• _WHAT YOU ARE ASKED TO DO_
The records are to be restated in their entirety, word for word.

• _DATA PROVIDED_
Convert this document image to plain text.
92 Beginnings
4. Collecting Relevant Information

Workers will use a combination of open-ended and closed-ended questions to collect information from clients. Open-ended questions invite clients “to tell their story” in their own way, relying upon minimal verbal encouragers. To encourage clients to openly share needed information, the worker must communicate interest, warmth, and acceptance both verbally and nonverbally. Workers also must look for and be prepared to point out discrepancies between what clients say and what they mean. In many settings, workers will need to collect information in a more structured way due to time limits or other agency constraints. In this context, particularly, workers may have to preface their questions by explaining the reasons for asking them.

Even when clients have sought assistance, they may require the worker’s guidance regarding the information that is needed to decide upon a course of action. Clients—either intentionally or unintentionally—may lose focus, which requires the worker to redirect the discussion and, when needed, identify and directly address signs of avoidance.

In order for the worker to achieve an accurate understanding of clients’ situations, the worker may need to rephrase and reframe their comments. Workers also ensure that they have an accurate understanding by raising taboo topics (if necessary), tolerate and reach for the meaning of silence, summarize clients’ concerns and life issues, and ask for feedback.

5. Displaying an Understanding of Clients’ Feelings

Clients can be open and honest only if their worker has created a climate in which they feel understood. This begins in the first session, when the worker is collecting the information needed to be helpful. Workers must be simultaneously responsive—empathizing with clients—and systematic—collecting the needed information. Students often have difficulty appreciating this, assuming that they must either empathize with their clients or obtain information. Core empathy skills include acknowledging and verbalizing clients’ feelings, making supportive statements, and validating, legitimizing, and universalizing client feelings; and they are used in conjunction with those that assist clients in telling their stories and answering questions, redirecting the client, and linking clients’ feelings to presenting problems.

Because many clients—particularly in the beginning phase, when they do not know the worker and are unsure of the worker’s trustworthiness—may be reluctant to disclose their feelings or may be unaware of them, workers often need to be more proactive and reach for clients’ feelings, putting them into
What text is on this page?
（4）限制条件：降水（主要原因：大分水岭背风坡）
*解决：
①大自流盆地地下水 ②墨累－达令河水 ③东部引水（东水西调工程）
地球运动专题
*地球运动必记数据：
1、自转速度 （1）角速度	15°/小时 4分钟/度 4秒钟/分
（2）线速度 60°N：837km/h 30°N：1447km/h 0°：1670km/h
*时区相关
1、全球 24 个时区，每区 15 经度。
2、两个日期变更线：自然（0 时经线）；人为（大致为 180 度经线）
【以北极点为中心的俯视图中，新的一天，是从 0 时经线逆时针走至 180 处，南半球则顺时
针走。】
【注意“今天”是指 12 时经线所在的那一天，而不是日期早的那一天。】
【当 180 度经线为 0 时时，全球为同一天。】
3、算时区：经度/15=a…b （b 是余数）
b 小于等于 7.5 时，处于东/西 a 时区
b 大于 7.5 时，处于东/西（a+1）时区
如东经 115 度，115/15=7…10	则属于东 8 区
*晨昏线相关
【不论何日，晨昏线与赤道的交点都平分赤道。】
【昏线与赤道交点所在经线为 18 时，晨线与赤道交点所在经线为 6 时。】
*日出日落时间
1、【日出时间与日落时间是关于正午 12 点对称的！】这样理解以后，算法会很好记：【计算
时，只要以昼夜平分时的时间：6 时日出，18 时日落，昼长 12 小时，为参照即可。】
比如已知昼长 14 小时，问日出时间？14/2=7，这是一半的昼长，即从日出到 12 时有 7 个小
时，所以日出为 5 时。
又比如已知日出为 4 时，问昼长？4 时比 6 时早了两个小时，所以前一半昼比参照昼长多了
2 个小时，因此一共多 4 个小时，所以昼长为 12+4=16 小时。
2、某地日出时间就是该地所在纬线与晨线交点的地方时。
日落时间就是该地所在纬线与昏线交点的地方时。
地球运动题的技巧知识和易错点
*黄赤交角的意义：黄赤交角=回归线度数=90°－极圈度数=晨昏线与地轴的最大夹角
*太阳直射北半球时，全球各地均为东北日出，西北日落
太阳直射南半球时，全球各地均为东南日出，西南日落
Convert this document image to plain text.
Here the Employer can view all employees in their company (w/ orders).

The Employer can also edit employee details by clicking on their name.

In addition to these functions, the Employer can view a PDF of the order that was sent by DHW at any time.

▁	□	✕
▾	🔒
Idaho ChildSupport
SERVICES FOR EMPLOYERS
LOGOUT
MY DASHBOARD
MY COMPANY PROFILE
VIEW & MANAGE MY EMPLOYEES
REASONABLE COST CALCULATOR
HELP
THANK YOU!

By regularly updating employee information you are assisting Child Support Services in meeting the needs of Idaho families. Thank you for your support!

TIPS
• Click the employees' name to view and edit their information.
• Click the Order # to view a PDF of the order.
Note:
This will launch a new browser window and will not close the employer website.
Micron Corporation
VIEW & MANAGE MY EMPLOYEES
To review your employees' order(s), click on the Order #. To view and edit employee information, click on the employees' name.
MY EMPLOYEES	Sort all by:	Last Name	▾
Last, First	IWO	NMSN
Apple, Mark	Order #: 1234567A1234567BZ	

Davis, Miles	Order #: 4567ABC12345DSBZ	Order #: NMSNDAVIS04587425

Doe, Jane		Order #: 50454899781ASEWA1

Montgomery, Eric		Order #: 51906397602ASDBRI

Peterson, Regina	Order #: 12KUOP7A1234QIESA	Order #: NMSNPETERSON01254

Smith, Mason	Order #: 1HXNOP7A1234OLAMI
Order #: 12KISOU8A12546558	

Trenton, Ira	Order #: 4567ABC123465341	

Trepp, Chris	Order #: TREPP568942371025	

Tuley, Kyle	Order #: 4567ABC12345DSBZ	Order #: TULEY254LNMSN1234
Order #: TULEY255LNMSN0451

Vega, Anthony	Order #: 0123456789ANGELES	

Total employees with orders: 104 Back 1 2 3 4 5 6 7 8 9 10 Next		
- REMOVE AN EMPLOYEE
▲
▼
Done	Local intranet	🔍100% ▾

• _ANSWER IN FULL_
Convert this document image to plain text.
92 Beginnings
4. Collecting Relevant Information

Workers will use a combination of open-ended and closed-ended questions to collect information from clients. Open-ended questions invite clients “to tell their story” in their own way, relying upon minimal verbal encouragers. To encourage clients to openly share needed information, the worker must communicate interest, warmth, and acceptance both verbally and nonverbally. Workers also must look for and be prepared to point out discrepancies between what clients say and what they mean. In many settings, workers will need to collect information in a more structured way due to time limits or other agency constraints. In this context, particularly, workers may have to preface their questions by explaining the reasons for asking them.

Even when clients have sought assistance, they may require the worker’s guidance regarding the information that is needed to decide upon a course of action. Clients—either intentionally or unintentionally—may lose focus, which requires the worker to redirect the discussion and, when needed, identify and directly address signs of avoidance.

In order for the worker to achieve an accurate understanding of clients’ situations, the worker may need to rephrase and reframe their comments. Workers also ensure that they have an accurate understanding by raising taboo topics (if necessary), tolerate and reach for the meaning of silence, summarize clients’ concerns and life issues, and ask for feedback.

5. Displaying an Understanding of Clients’ Feelings

Clients can be open and honest only if their worker has created a climate in which they feel understood. This begins in the first session, when the worker is collecting the information needed to be helpful. Workers must be simultaneously responsive—empathizing with clients—and systematic—collecting the needed information. Students often have difficulty appreciating this, assuming that they must either empathize with their clients or obtain information. Core empathy skills include acknowledging and verbalizing clients’ feelings, making supportive statements, and validating, legitimizing, and universalizing client feelings; and they are used in conjunction with those that assist clients in telling their stories and answering questions, redirecting the client, and linking clients’ feelings to presenting problems.

Because many clients—particularly in the beginning phase, when they do not know the worker and are unsure of the worker’s trustworthiness—may be reluctant to disclose their feelings or may be unaware of them, workers often need to be more proactive and reach for clients’ feelings, putting them into
What text is on this page?
（4）限制条件：降水（主要原因：大分水岭背风坡）
*解决：
①大自流盆地地下水 ②墨累－达令河水 ③东部引水（东水西调工程）
地球运动专题
*地球运动必记数据：
1、自转速度 （1）角速度	15°/小时 4分钟/度 4秒钟/分
（2）线速度 60°N：837km/h 30°N：1447km/h 0°：1670km/h
*时区相关
1、全球 24 个时区，每区 15 经度。
2、两个日期变更线：自然（0 时经线）；人为（大致为 180 度经线）
【以北极点为中心的俯视图中，新的一天，是从 0 时经线逆时针走至 180 处，南半球则顺时
针走。】
【注意“今天”是指 12 时经线所在的那一天，而不是日期早的那一天。】
【当 180 度经线为 0 时时，全球为同一天。】
3、算时区：经度/15=a…b （b 是余数）
b 小于等于 7.5 时，处于东/西 a 时区
b 大于 7.5 时，处于东/西（a+1）时区
如东经 115 度，115/15=7…10	则属于东 8 区
*晨昏线相关
【不论何日，晨昏线与赤道的交点都平分赤道。】
【昏线与赤道交点所在经线为 18 时，晨线与赤道交点所在经线为 6 时。】
*日出日落时间
1、【日出时间与日落时间是关于正午 12 点对称的！】这样理解以后，算法会很好记：【计算
时，只要以昼夜平分时的时间：6 时日出，18 时日落，昼长 12 小时，为参照即可。】
比如已知昼长 14 小时，问日出时间？14/2=7，这是一半的昼长，即从日出到 12 时有 7 个小
时，所以日出为 5 时。
又比如已知日出为 4 时，问昼长？4 时比 6 时早了两个小时，所以前一半昼比参照昼长多了
2 个小时，因此一共多 4 个小时，所以昼长为 12+4=16 小时。
2、某地日出时间就是该地所在纬线与晨线交点的地方时。
日落时间就是该地所在纬线与昏线交点的地方时。
地球运动题的技巧知识和易错点
*黄赤交角的意义：黄赤交角=回归线度数=90°－极圈度数=晨昏线与地轴的最大夹角
*太阳直射北半球时，全球各地均为东北日出，西北日落
太阳直射南半球时，全球各地均为东南日出，西南日落
Convert this document image to plain text.
Here the Employer can view all employees in their company (w/ orders).

The Employer can also edit employee details by clicking on their name.

In addition to these functions, the Employer can view a PDF of the order that was sent by DHW at any time.

▁	□	✕
▾	🔒
Idaho ChildSupport
SERVICES FOR EMPLOYERS
LOGOUT
MY DASHBOARD
MY COMPANY PROFILE
VIEW & MANAGE MY EMPLOYEES
REASONABLE COST CALCULATOR
HELP
THANK YOU!

By regularly updating employee information you are assisting Child Support Services in meeting the needs of Idaho families. Thank you for your support!

TIPS
• Click the employees' name to view and edit their information.
• Click the Order # to view a PDF of the order.
Note:
This will launch a new browser window and will not close the employer website.
Micron Corporation
VIEW & MANAGE MY EMPLOYEES
To review your employees' order(s), click on the Order #. To view and edit employee information, click on the employees' name.
MY EMPLOYEES	Sort all by:	Last Name	▾
Last, First	IWO	NMSN
Apple, Mark	Order #: 1234567A1234567BZ	

Davis, Miles	Order #: 4567ABC12345DSBZ	Order #: NMSNDAVIS04587425

Doe, Jane		Order #: 50454899781ASEWA1

Montgomery, Eric		Order #: 51906397602ASDBRI

Peterson, Regina	Order #: 12KUOP7A1234QIESA	Order #: NMSNPETERSON01254

Smith, Mason	Order #: 1HXNOP7A1234OLAMI
Order #: 12KISOU8A12546558	

Trenton, Ira	Order #: 4567ABC123465341	

Trepp, Chris	Order #: TREPP568942371025	

Tuley, Kyle	Order #: 4567ABC12345DSBZ	Order #: TULEY254LNMSN1234
Order #: TULEY255LNMSN0451

Vega, Anthony	Order #: 0123456789ANGELES	

Total employees with orders: 104 Back 1 2 3 4 5 6 7 8 9 10 Next		
- REMOVE AN EMPLOYEE
▲
▼
Done	Local intranet	🔍100% ▾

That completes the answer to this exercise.